(Part of a data file)
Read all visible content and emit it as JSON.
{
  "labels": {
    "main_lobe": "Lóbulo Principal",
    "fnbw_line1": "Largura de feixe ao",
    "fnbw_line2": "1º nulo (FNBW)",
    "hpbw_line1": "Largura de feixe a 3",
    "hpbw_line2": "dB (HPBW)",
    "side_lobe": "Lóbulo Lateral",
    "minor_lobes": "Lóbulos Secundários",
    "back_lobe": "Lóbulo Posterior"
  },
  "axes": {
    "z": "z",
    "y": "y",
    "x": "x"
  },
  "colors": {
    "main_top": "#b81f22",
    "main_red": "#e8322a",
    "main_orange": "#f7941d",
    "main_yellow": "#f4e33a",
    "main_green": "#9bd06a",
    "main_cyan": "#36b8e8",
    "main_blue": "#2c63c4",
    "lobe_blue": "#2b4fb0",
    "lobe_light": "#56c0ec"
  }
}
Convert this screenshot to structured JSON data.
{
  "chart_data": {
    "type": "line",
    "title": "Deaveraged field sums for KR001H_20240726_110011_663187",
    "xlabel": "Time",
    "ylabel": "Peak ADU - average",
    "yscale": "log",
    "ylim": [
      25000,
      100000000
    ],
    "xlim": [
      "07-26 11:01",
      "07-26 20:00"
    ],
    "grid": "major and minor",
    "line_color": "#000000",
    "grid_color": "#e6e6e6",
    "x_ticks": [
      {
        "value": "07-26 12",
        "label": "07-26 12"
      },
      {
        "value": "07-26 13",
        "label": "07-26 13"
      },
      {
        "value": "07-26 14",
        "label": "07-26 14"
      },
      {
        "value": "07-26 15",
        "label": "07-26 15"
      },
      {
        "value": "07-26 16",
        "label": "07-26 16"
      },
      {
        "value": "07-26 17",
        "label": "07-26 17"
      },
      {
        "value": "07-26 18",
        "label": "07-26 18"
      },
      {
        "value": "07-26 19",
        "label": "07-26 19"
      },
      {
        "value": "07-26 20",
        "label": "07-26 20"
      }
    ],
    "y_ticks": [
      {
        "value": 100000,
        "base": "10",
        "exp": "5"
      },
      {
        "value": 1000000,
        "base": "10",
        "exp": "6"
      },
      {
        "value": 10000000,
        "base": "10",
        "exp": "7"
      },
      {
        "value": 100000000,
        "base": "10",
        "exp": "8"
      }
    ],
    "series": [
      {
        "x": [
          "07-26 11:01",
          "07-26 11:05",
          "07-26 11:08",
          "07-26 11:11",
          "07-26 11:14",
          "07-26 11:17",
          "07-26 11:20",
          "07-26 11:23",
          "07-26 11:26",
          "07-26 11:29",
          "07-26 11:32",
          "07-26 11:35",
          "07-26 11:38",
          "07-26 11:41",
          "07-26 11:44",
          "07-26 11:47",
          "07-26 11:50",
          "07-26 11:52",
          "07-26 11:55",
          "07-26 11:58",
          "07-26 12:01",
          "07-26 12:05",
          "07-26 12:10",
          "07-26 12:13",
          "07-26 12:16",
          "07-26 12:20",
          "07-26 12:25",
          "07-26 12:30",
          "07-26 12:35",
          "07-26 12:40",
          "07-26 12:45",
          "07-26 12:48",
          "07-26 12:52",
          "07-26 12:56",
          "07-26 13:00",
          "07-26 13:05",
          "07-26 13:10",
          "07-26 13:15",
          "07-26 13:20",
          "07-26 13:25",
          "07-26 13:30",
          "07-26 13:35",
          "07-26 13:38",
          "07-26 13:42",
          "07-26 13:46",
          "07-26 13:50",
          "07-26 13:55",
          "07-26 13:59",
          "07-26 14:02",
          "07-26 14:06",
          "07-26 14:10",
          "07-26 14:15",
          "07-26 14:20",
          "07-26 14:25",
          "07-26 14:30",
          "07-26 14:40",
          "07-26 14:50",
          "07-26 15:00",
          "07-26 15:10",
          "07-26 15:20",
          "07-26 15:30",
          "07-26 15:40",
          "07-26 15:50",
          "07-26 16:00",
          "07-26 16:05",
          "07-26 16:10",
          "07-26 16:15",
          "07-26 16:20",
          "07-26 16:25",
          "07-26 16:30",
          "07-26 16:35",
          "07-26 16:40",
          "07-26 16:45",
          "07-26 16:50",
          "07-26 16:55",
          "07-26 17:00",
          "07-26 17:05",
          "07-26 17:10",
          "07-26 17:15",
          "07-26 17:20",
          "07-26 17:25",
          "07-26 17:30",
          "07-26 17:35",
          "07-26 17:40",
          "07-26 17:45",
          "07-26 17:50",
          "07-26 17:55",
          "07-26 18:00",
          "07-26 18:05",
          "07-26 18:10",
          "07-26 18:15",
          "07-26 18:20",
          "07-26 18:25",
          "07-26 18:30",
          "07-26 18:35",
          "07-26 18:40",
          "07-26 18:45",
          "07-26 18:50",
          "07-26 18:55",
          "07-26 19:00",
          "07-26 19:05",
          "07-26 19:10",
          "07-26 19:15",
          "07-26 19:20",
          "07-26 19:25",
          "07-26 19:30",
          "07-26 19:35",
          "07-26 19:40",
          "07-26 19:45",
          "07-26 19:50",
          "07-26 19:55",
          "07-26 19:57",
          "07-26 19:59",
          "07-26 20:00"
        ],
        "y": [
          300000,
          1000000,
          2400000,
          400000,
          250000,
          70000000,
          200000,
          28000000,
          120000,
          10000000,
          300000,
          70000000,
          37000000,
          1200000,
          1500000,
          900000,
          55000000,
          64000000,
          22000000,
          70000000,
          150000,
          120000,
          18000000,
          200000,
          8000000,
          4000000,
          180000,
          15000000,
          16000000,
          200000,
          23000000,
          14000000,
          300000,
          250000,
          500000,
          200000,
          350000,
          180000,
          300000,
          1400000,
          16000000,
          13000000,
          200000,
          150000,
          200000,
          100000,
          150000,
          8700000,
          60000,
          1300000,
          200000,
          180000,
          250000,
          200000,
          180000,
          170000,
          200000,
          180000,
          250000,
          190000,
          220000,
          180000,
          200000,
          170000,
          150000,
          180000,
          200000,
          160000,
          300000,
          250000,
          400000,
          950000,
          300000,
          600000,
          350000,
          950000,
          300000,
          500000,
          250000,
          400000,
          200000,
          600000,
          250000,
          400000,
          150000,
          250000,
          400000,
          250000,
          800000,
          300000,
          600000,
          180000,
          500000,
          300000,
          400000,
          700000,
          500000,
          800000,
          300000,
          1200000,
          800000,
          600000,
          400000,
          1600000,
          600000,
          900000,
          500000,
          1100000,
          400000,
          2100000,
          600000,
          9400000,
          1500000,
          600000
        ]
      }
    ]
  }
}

AIM OF THE TASK | How many of the lines above hold "feixe"? Answer with only the number.

TASK ANSWER | 2